━━━ SOURCE TEXT

Dear Readers and Friends: August edition out , Aug 17 2018

Happy Reading!

Go Nigeria Go

John Otim


Africa's most populous nation is experiencing, many believe, its most dangerous moments since the end of its bitter civil war 45 years ago. Corruption is ripe in the giant of Africa. Social services and infrastructures are down. A crippling insurgency is tearing the land apart. In the face of the odds the quality of the leadership on offer in the country, government and opposition, is lamentable.

How did a country, as endowed and as blessed as Nigeria, get into this mess? The corruption game is not new; it just got worse, feeding as it did over the years on easy and unearned income from oil money. People forgot work and got used to the idea that there is money to be had for free. It is there, take it. Fool if you don’t.

Those who took it, and they are quite a few, engaged in the most extravagant display of wealth imaginable, now become synonymous with Nigerian elite lifestyle. The new rich went on a binge, erected huge mansions, and indulged their friends and relatives. You steal for us; we sing for you. You are our hero.

━━━━━━
━━━ LISTED RECORDS

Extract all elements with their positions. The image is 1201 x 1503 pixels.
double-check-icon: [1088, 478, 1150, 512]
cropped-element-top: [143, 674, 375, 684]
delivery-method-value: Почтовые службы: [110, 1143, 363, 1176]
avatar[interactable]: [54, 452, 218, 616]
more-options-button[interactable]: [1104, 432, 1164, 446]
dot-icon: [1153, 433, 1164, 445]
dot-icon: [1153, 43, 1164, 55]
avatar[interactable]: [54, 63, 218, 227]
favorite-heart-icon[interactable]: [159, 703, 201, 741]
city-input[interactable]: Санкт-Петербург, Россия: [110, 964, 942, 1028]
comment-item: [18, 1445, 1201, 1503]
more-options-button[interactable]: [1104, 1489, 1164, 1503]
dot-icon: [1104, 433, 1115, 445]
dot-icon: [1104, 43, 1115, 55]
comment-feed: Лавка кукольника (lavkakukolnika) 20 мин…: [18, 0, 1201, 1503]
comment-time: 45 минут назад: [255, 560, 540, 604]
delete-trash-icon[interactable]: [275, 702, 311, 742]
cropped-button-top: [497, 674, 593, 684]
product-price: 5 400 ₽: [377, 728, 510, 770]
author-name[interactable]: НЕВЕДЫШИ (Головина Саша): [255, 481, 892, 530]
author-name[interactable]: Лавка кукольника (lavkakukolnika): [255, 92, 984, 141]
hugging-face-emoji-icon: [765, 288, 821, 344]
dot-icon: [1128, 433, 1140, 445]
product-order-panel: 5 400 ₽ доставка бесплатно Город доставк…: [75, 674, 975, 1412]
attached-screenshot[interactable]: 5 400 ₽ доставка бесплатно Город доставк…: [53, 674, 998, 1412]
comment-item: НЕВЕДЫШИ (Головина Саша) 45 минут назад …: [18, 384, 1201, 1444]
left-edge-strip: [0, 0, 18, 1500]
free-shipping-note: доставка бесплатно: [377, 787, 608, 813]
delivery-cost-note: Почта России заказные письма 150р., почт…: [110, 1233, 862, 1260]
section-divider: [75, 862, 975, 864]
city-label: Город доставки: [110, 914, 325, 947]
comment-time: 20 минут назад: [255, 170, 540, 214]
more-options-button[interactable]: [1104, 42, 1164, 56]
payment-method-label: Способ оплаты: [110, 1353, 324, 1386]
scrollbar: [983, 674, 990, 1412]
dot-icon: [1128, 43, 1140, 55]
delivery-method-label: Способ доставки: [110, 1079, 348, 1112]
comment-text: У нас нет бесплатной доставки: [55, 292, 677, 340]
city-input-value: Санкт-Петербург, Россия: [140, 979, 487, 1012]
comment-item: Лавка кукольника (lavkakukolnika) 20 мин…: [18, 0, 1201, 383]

━━━━━━

WHAT TO PRODUCE:
Continue the "Go Nigeria Go" essay on Nigeria's troubles, starting right after its final sentence, "You are our hero."

RESPONSE TO THIS EXERCISE:
In the age of the praise singer the race to become heroes and heroines was on. Opportunity to serve became opportunity to steal to loot and to amass. Social scientists thought they saw here a primitive accumulation of wealth on a scale similar to or greater than those that took place centuries ago in Britain in earlier less enlightened times.

Runaway corruption was bound to give way to gross inequality. The few rich became richer. The vast majority became poorer, with millions hanging on the verge of destitution. The stage was set in Nigeria for the emergence of something like Boko Haram. It came with a vengeance.

But for Nigeria as a nation, the really critical moment lies just ahead, days away when the country goes to the polls. It is going to be a break or make moment and some fear, a now or never. Will the voters, the officials and the observers be safe? Will the vote be free, transparent and fair or will it as many fear, be rigged? Will the results even if fair and transparent be accepted by winners and losers alike? Will there be peace after the vote?

Now is the time for leaders, government and opposition, to reassure the fearful population and an anxious world that they will play by the rules, and that come what may, they will abide by the results. Here is the golden moment for Nigeria to put its troubled house in order and to embrace its destiny as Africa’s biggest economy.

Go Nigeria go. You have nothing to lose but your chains.